(Exercise goal):
Reproduce word for word the passage of the forum thread below on a buck's pedigree that opens with the words containing "I'm kinda of" and closes with "pedigree. Thanks again!".

# Pedigree help



## Sunrise (Feb 8, 2008)

I'm kinda of a pedigree freak (horses that is) and I was wondering if the buck I have now has a good one. From the research I've done I think he is well bred but what do you think? Here is a link to his pedigree. Thanks again!
http://www.freewebs.com/sunrisecuttinghorses/bucks.htm


----------



## AlaskaBoers (May 7, 2008)

yes, he has some nice bucks, pipeline and mojo magic! whew! These are the bucks mentioned above: 
This is Mojo Magic ENNOBELD









Here's Dow Pipeline








if you want pics of the other ennobeld bucks type in their name on the ABGA website and search.


----------



## badnewsboers (May 9, 2008)

He does come from nice lines. 2DOX and Magnum I am a fan of and who hasn't heard of Mojo MAguc. Pretty much anything with an Ennoblement is going to be good.


----------



## AlaskaBoers (May 7, 2008)

ok i couldnt help it, i'm going to post more pics... sorry if there are too many..

JLF Dello (doe)









Frances (doe)









Downen Big 85









Lobola









Tarz N Pipes (not ennobeld)


----------



## Sunrise (Feb 8, 2008)

Thank You! Bring on the pics! I always like to see where my stock is comming from.

(Given information):
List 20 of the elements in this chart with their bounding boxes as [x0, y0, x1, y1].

(Answer below):
I'm kinda of a pedigree freak (horses that is) and I was wondering if the buck I have now has a good one. From the research I've done I think he is well bred but what do you think? Here is a link to his pedigree. Thanks again!